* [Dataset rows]
-.-.-

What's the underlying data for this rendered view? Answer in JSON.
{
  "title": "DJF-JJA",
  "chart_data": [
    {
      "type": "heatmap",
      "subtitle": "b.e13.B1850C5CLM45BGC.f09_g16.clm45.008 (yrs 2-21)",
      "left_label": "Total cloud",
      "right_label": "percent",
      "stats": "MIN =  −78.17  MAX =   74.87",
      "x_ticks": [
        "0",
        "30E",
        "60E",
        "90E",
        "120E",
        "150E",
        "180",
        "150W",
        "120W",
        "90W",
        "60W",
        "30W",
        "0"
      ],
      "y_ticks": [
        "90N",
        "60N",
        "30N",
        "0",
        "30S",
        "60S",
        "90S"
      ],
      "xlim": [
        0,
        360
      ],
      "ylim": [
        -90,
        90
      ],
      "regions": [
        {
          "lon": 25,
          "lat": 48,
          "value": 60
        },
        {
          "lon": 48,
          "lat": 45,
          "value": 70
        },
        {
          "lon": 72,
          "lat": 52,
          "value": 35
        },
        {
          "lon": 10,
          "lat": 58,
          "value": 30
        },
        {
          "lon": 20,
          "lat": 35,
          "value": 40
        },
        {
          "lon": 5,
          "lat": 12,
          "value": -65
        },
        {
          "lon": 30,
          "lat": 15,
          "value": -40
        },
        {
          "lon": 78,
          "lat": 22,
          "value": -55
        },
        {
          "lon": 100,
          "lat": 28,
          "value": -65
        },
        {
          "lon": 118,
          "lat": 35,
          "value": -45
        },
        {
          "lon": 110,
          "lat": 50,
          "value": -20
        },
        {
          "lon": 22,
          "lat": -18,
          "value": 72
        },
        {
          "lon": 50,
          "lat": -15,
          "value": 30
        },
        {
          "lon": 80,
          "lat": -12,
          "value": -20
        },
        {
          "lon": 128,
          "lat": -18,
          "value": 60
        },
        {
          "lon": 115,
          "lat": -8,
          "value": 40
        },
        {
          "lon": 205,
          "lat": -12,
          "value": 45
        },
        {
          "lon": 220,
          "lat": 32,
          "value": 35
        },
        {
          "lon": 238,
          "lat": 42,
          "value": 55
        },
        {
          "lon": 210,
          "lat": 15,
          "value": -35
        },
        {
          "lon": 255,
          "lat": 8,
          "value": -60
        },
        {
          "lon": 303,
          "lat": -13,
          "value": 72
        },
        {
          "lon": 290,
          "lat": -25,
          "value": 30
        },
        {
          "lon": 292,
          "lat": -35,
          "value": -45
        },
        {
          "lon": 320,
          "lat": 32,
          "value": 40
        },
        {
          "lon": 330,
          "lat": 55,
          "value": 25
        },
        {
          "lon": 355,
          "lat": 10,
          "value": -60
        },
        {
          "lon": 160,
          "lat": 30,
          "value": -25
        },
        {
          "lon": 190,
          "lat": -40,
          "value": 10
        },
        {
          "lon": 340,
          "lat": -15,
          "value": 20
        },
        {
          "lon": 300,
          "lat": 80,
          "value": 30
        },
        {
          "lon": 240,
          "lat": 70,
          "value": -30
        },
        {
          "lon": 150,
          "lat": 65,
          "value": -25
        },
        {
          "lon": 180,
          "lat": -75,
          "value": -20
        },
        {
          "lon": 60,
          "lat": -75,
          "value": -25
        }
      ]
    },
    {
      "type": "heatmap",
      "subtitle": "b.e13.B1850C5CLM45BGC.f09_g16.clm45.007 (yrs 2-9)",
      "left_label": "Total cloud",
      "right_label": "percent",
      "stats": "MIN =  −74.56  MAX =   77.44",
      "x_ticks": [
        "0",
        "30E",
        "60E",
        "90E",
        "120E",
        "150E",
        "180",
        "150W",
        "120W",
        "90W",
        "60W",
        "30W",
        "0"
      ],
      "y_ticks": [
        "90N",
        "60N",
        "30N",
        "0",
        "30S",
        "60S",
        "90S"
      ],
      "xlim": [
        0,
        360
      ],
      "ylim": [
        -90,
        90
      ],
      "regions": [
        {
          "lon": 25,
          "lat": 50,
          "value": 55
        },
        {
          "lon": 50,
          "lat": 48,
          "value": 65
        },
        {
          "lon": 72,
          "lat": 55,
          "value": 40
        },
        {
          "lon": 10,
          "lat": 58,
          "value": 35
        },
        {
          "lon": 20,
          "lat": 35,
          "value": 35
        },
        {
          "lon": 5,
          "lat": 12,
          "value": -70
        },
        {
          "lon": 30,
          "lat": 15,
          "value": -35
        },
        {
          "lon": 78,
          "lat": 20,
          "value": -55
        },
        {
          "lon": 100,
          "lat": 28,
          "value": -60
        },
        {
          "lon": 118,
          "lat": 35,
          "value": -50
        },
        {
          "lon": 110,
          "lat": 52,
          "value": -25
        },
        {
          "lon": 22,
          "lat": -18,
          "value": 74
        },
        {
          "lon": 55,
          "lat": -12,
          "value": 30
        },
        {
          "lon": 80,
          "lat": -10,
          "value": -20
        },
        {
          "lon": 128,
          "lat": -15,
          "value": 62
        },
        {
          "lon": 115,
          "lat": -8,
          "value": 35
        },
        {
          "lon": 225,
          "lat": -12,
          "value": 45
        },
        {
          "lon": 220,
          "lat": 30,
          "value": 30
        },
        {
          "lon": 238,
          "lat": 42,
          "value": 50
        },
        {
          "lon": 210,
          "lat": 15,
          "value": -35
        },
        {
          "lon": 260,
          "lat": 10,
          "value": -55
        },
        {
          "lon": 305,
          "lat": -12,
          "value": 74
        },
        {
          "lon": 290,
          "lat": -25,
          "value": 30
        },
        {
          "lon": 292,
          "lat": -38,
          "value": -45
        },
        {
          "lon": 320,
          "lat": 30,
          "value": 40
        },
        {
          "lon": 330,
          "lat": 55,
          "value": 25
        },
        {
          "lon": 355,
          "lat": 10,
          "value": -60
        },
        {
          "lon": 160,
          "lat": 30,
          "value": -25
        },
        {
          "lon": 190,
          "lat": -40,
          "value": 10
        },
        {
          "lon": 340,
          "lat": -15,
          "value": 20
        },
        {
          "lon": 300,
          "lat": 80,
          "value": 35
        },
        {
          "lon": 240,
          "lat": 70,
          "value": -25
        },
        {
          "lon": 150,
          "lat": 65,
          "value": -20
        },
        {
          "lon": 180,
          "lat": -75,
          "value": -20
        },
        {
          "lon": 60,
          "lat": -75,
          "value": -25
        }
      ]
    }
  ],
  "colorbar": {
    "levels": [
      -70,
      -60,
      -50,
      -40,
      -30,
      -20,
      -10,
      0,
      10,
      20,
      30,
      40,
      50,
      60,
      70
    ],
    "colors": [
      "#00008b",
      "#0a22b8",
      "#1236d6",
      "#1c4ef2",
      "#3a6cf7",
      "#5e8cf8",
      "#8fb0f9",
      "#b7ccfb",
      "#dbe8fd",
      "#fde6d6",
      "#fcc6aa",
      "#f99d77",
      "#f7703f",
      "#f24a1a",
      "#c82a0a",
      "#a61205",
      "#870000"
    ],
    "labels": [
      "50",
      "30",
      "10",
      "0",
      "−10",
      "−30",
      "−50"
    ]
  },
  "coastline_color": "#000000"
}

-.-.-

* [What you are asked to do] Copy all of the data. Keep every word exactly as it is.

* [Written response]
What's the underlying data for this rendered view? Answer in JSON.
{
  "title": "DJF-JJA",
  "chart_data": [
    {
      "type": "heatmap",
      "subtitle": "b.e13.B1850C5CLM45BGC.f09_g16.clm45.008 (yrs 2-21)",
      "left_label": "Total cloud",
      "right_label": "percent",
      "stats": "MIN =  −78.17  MAX =   74.87",
      "x_ticks": [
        "0",
        "30E",
        "60E",
        "90E",
        "120E",
        "150E",
        "180",
        "150W",
        "120W",
        "90W",
        "60W",
        "30W",
        "0"
      ],
      "y_ticks": [
        "90N",
        "60N",
        "30N",
        "0",
        "30S",
        "60S",
        "90S"
      ],
      "xlim": [
        0,
        360
      ],
      "ylim": [
        -90,
        90
      ],
      "regions": [
        {
          "lon": 25,
          "lat": 48,
          "value": 60
        },
        {
          "lon": 48,
          "lat": 45,
          "value": 70
        },
        {
          "lon": 72,
          "lat": 52,
          "value": 35
        },
        {
          "lon": 10,
          "lat": 58,
          "value": 30
        },
        {
          "lon": 20,
          "lat": 35,
          "value": 40
        },
        {
          "lon": 5,
          "lat": 12,
          "value": -65
        },
        {
          "lon": 30,
          "lat": 15,
          "value": -40
        },
        {
          "lon": 78,
          "lat": 22,
          "value": -55
        },
        {
          "lon": 100,
          "lat": 28,
          "value": -65
        },
        {
          "lon": 118,
          "lat": 35,
          "value": -45
        },
        {
          "lon": 110,
          "lat": 50,
          "value": -20
        },
        {
          "lon": 22,
          "lat": -18,
          "value": 72
        },
        {
          "lon": 50,
          "lat": -15,
          "value": 30
        },
        {
          "lon": 80,
          "lat": -12,
          "value": -20
        },
        {
          "lon": 128,
          "lat": -18,
          "value": 60
        },
        {
          "lon": 115,
          "lat": -8,
          "value": 40
        },
        {
          "lon": 205,
          "lat": -12,
          "value": 45
        },
        {
          "lon": 220,
          "lat": 32,
          "value": 35
        },
        {
          "lon": 238,
          "lat": 42,
          "value": 55
        },
        {
          "lon": 210,
          "lat": 15,
          "value": -35
        },
        {
          "lon": 255,
          "lat": 8,
          "value": -60
        },
        {
          "lon": 303,
          "lat": -13,
          "value": 72
        },
        {
          "lon": 290,
          "lat": -25,
          "value": 30
        },
        {
          "lon": 292,
          "lat": -35,
          "value": -45
        },
        {
          "lon": 320,
          "lat": 32,
          "value": 40
        },
        {
          "lon": 330,
          "lat": 55,
          "value": 25
        },
        {
          "lon": 355,
          "lat": 10,
          "value": -60
        },
        {
          "lon": 160,
          "lat": 30,
          "value": -25
        },
        {
          "lon": 190,
          "lat": -40,
          "value": 10
        },
        {
          "lon": 340,
          "lat": -15,
          "value": 20
        },
        {
          "lon": 300,
          "lat": 80,
          "value": 30
        },
        {
          "lon": 240,
          "lat": 70,
          "value": -30
        },
        {
          "lon": 150,
          "lat": 65,
          "value": -25
        },
        {
          "lon": 180,
          "lat": -75,
          "value": -20
        },
        {
          "lon": 60,
          "lat": -75,
          "value": -25
        }
      ]
    },
    {
      "type": "heatmap",
      "subtitle": "b.e13.B1850C5CLM45BGC.f09_g16.clm45.007 (yrs 2-9)",
      "left_label": "Total cloud",
      "right_label": "percent",
      "stats": "MIN =  −74.56  MAX =   77.44",
      "x_ticks": [
        "0",
        "30E",
        "60E",
        "90E",
        "120E",
        "150E",
        "180",
        "150W",
        "120W",
        "90W",
        "60W",
        "30W",
        "0"
      ],
      "y_ticks": [
        "90N",
        "60N",
        "30N",
        "0",
        "30S",
        "60S",
        "90S"
      ],
      "xlim": [
        0,
        360
      ],
      "ylim": [
        -90,
        90
      ],
      "regions": [
        {
          "lon": 25,
          "lat": 50,
          "value": 55
        },
        {
          "lon": 50,
          "lat": 48,
          "value": 65
        },
        {
          "lon": 72,
          "lat": 55,
          "value": 40
        },
        {
          "lon": 10,
          "lat": 58,
          "value": 35
        },
        {
          "lon": 20,
          "lat": 35,
          "value": 35
        },
        {
          "lon": 5,
          "lat": 12,
          "value": -70
        },
        {
          "lon": 30,
          "lat": 15,
          "value": -35
        },
        {
          "lon": 78,
          "lat": 20,
          "value": -55
        },
        {
          "lon": 100,
          "lat": 28,
          "value": -60
        },
        {
          "lon": 118,
          "lat": 35,
          "value": -50
        },
        {
          "lon": 110,
          "lat": 52,
          "value": -25
        },
        {
          "lon": 22,
          "lat": -18,
          "value": 74
        },
        {
          "lon": 55,
          "lat": -12,
          "value": 30
        },
        {
          "lon": 80,
          "lat": -10,
          "value": -20
        },
        {
          "lon": 128,
          "lat": -15,
          "value": 62
        },
        {
          "lon": 115,
          "lat": -8,
          "value": 35
        },
        {
          "lon": 225,
          "lat": -12,
          "value": 45
        },
        {
          "lon": 220,
          "lat": 30,
          "value": 30
        },
        {
          "lon": 238,
          "lat": 42,
          "value": 50
        },
        {
          "lon": 210,
          "lat": 15,
          "value": -35
        },
        {
          "lon": 260,
          "lat": 10,
          "value": -55
        },
        {
          "lon": 305,
          "lat": -12,
          "value": 74
        },
        {
          "lon": 290,
          "lat": -25,
          "value": 30
        },
        {
          "lon": 292,
          "lat": -38,
          "value": -45
        },
        {
          "lon": 320,
          "lat": 30,
          "value": 40
        },
        {
          "lon": 330,
          "lat": 55,
          "value": 25
        },
        {
          "lon": 355,
          "lat": 10,
          "value": -60
        },
        {
          "lon": 160,
          "lat": 30,
          "value": -25
        },
        {
          "lon": 190,
          "lat": -40,
          "value": 10
        },
        {
          "lon": 340,
          "lat": -15,
          "value": 20
        },
        {
          "lon": 300,
          "lat": 80,
          "value": 35
        },
        {
          "lon": 240,
          "lat": 70,
          "value": -25
        },
        {
          "lon": 150,
          "lat": 65,
          "value": -20
        },
        {
          "lon": 180,
          "lat": -75,
          "value": -20
        },
        {
          "lon": 60,
          "lat": -75,
          "value": -25
        }
      ]
    }
  ],
  "colorbar": {
    "levels": [
      -70,
      -60,
      -50,
      -40,
      -30,
      -20,
      -10,
      0,
      10,
      20,
      30,
      40,
      50,
      60,
      70
    ],
    "colors": [
      "#00008b",
      "#0a22b8",
      "#1236d6",
      "#1c4ef2",
      "#3a6cf7",
      "#5e8cf8",
      "#8fb0f9",
      "#b7ccfb",
      "#dbe8fd",
      "#fde6d6",
      "#fcc6aa",
      "#f99d77",
      "#f7703f",
      "#f24a1a",
      "#c82a0a",
      "#a61205",
      "#870000"
    ],
    "labels": [
      "50",
      "30",
      "10",
      "0",
      "−10",
      "−30",
      "−50"
    ]
  },
  "coastline_color": "#000000"
}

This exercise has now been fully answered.